(Stored records)
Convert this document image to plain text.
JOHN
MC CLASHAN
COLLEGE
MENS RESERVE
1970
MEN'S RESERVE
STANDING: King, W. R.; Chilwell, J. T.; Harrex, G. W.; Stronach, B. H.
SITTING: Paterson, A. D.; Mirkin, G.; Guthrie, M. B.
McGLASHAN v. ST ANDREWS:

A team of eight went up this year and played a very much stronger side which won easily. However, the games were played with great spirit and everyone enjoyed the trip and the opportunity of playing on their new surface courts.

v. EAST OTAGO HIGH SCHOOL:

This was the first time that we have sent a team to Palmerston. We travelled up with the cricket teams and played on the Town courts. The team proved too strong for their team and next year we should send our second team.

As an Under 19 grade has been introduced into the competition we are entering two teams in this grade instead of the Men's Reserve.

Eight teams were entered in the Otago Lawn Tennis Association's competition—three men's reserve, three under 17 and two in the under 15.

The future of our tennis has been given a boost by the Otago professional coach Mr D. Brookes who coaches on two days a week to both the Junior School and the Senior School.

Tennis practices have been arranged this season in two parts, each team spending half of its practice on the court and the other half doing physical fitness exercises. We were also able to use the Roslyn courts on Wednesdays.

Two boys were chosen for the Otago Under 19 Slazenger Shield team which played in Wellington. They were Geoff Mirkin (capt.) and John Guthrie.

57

▸ **To do**
Find the lines above that contain the word "Mirkin" and collect them.

▸ **Completed task**
SITTING: Paterson, A. D.; Mirkin, G.; Guthrie, M. B.
Two boys were chosen for the Otago Under 19 Slazenger Shield team which played in Wellington. They were Geoff Mirkin (capt.) and John Guthrie.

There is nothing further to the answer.